[Stored entries]
● ● ● ● ●

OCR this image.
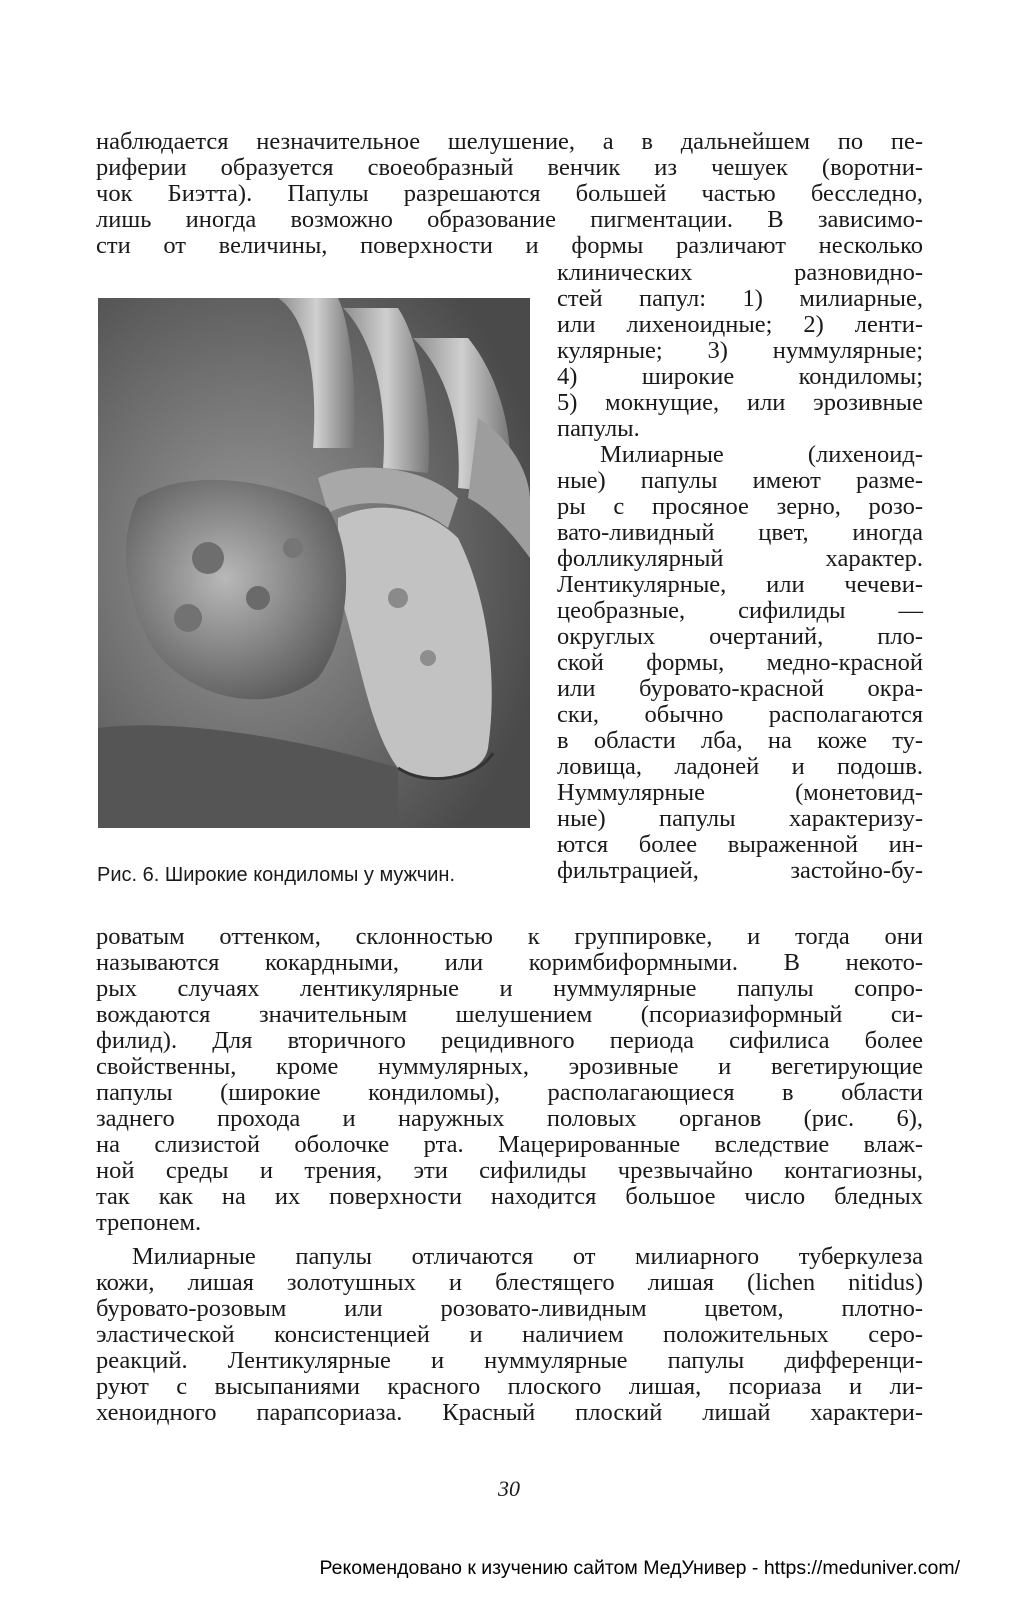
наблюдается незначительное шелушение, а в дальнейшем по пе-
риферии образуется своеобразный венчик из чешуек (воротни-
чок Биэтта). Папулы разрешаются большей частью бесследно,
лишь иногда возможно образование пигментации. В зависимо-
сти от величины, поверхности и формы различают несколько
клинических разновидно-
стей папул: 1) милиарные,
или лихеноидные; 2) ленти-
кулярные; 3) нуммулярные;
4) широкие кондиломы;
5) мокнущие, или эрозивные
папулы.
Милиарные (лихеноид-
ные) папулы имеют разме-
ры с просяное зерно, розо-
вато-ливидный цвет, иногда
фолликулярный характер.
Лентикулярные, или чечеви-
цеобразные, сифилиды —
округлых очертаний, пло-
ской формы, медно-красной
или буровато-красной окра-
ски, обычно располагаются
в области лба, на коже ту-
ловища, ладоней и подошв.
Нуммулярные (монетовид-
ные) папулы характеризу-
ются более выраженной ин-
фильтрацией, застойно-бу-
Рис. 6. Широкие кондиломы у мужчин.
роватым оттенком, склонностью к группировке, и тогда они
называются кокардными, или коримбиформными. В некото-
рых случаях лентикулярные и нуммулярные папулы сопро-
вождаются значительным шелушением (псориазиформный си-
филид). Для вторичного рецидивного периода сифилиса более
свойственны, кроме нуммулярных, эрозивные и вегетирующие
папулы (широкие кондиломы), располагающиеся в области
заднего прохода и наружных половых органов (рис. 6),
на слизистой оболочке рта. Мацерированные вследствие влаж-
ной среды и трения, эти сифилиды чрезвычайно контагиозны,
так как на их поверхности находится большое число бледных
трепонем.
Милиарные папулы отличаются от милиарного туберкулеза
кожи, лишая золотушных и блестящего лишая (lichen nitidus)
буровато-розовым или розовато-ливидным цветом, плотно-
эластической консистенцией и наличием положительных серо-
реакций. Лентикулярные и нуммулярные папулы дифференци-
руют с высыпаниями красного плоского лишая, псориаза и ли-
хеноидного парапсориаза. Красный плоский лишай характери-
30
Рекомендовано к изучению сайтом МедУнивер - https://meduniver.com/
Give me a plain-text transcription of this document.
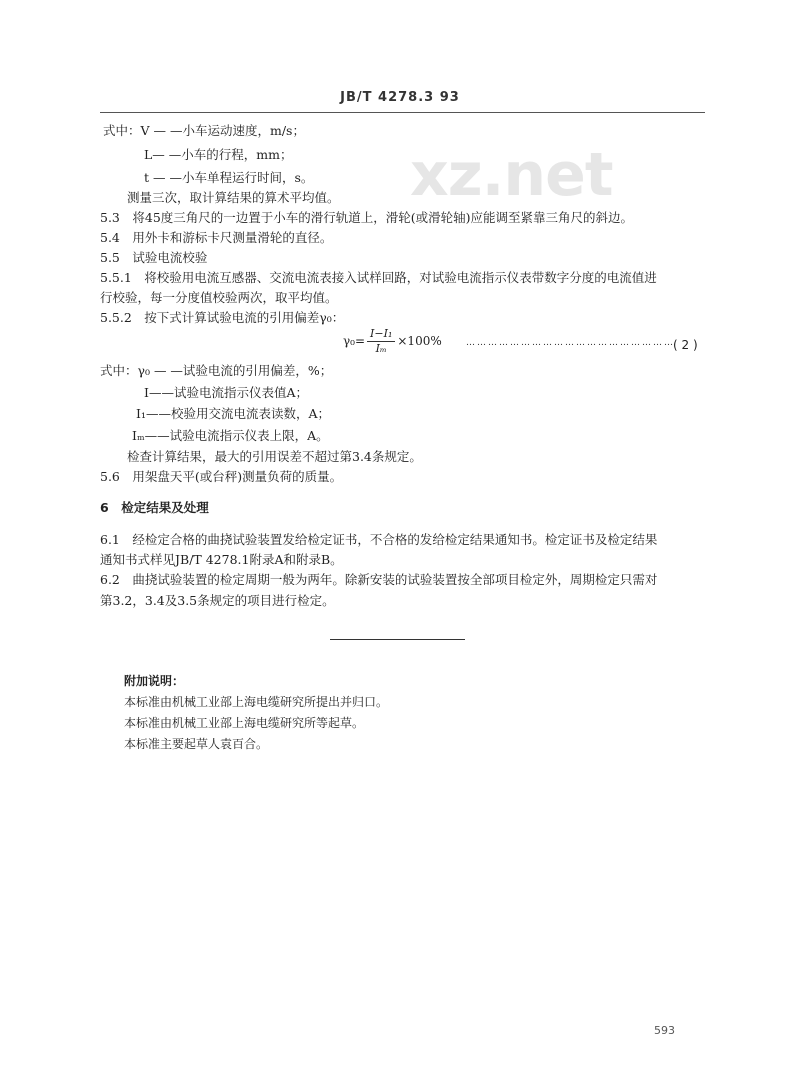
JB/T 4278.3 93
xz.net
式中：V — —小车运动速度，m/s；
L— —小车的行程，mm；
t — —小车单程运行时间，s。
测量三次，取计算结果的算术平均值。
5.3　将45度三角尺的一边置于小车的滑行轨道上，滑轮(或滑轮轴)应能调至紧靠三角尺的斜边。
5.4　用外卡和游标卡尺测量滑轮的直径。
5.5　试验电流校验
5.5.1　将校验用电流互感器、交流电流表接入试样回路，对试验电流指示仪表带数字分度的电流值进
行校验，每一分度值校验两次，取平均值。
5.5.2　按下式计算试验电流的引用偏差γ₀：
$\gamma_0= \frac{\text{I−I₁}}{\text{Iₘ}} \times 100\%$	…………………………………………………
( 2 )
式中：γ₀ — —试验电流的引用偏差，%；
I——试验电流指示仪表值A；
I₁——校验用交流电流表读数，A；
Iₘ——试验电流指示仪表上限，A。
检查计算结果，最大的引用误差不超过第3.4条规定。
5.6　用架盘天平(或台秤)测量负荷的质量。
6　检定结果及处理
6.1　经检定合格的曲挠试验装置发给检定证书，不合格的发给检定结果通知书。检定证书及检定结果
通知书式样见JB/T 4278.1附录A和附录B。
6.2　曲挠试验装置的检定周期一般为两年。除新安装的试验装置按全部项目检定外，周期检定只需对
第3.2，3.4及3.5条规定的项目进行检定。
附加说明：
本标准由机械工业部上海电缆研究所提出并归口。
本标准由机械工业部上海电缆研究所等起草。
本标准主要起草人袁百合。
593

● ● ● ● ●

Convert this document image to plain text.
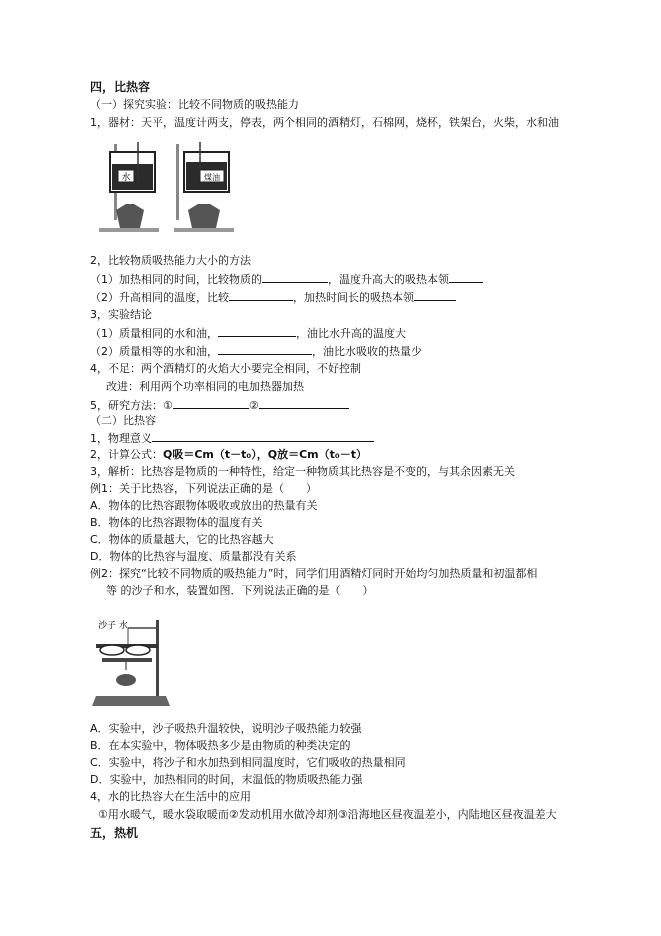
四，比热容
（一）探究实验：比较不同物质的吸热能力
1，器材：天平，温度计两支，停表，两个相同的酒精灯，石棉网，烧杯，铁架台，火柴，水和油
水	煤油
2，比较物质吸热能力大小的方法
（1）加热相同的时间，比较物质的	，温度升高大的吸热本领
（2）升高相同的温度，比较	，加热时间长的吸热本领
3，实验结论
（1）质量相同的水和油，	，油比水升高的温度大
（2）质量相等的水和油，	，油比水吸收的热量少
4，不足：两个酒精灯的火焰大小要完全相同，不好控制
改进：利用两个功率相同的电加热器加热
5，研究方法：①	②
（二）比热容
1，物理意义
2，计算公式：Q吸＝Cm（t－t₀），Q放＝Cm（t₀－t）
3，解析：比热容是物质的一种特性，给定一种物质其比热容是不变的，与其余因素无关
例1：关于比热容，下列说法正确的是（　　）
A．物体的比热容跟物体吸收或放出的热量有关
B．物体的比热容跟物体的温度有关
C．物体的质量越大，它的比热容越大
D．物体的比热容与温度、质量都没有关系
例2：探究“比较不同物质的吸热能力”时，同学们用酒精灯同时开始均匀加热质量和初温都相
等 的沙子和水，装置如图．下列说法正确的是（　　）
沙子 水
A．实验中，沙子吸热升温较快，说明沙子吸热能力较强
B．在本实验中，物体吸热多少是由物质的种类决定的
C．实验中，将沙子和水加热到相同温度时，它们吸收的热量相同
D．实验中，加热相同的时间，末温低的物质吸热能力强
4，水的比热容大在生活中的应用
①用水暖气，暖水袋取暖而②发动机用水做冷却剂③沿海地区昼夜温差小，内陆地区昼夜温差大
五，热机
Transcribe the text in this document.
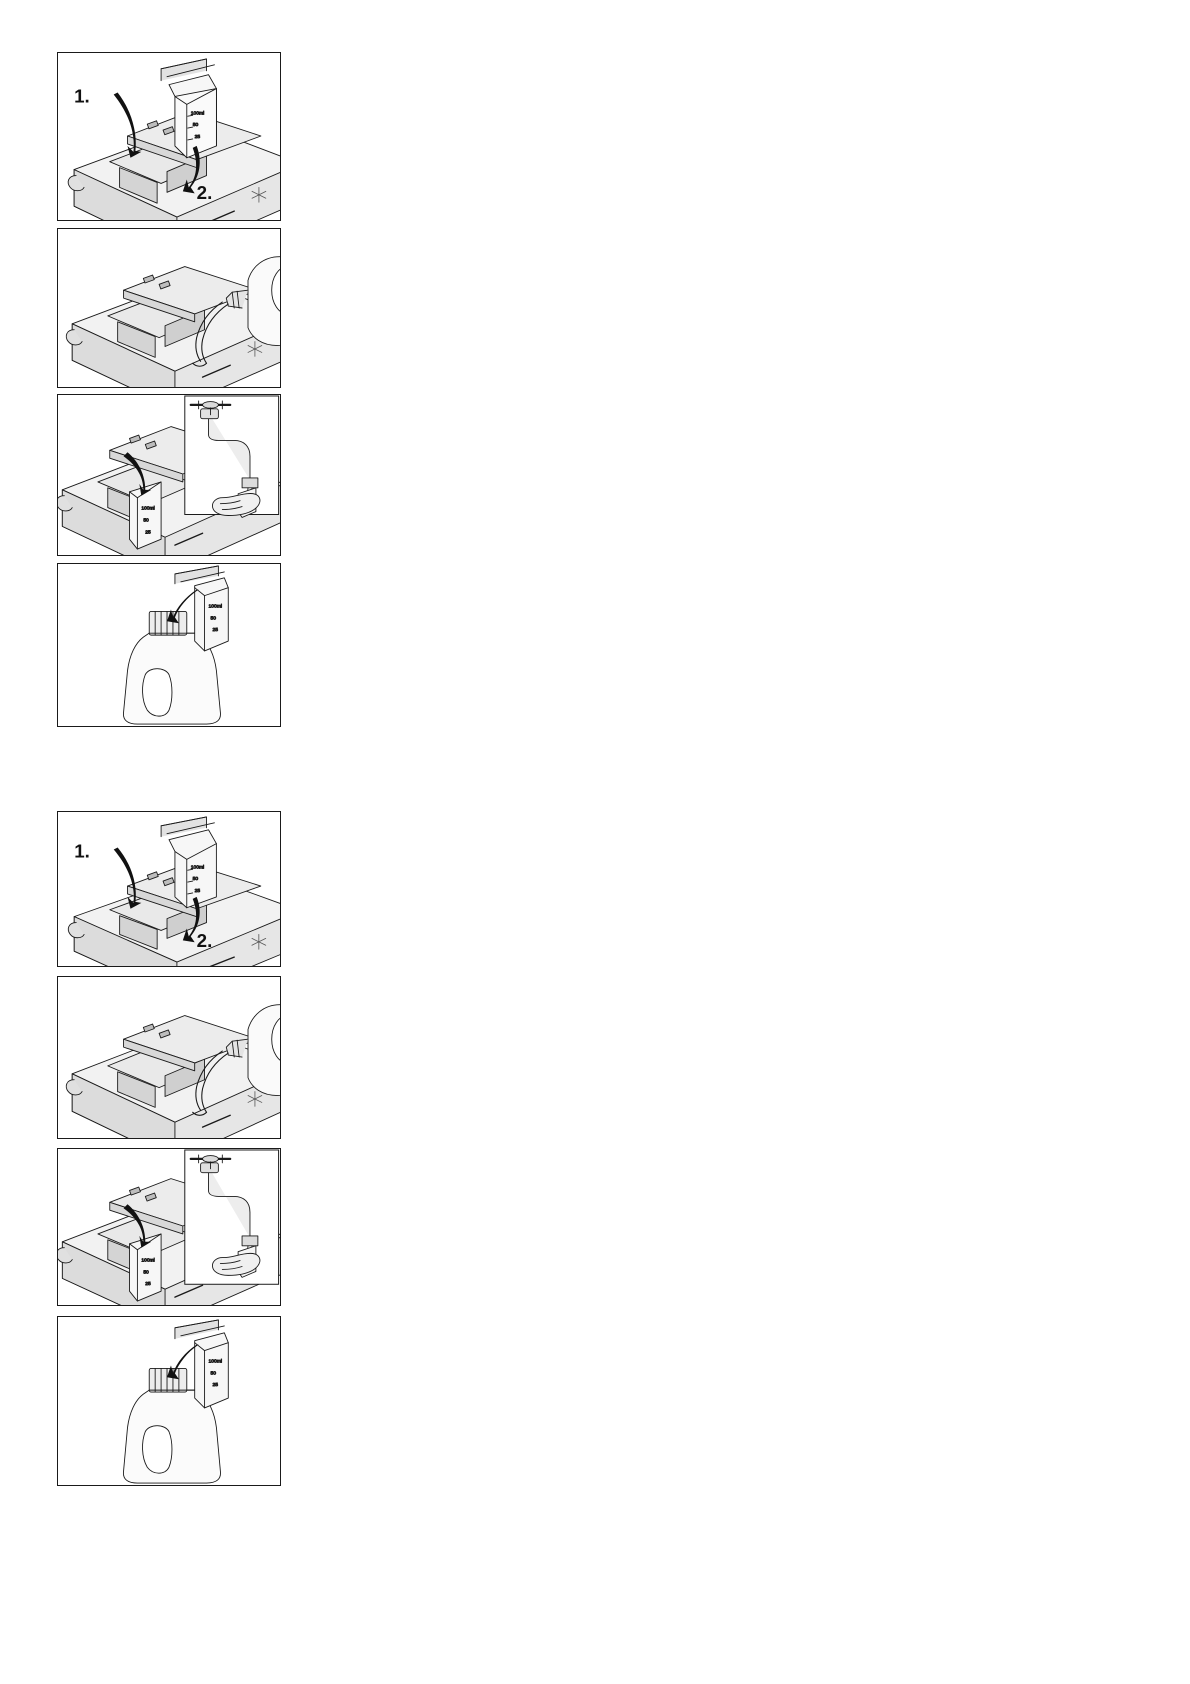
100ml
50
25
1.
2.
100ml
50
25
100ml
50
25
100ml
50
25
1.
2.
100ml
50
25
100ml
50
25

● ● ● ● ●

What is being asked :: Gather each line in these records that contains the string "поверхности".

Exercise answer ::
сти от величины, поверхности и формы различают несколько
так как на их поверхности находится большое число бледных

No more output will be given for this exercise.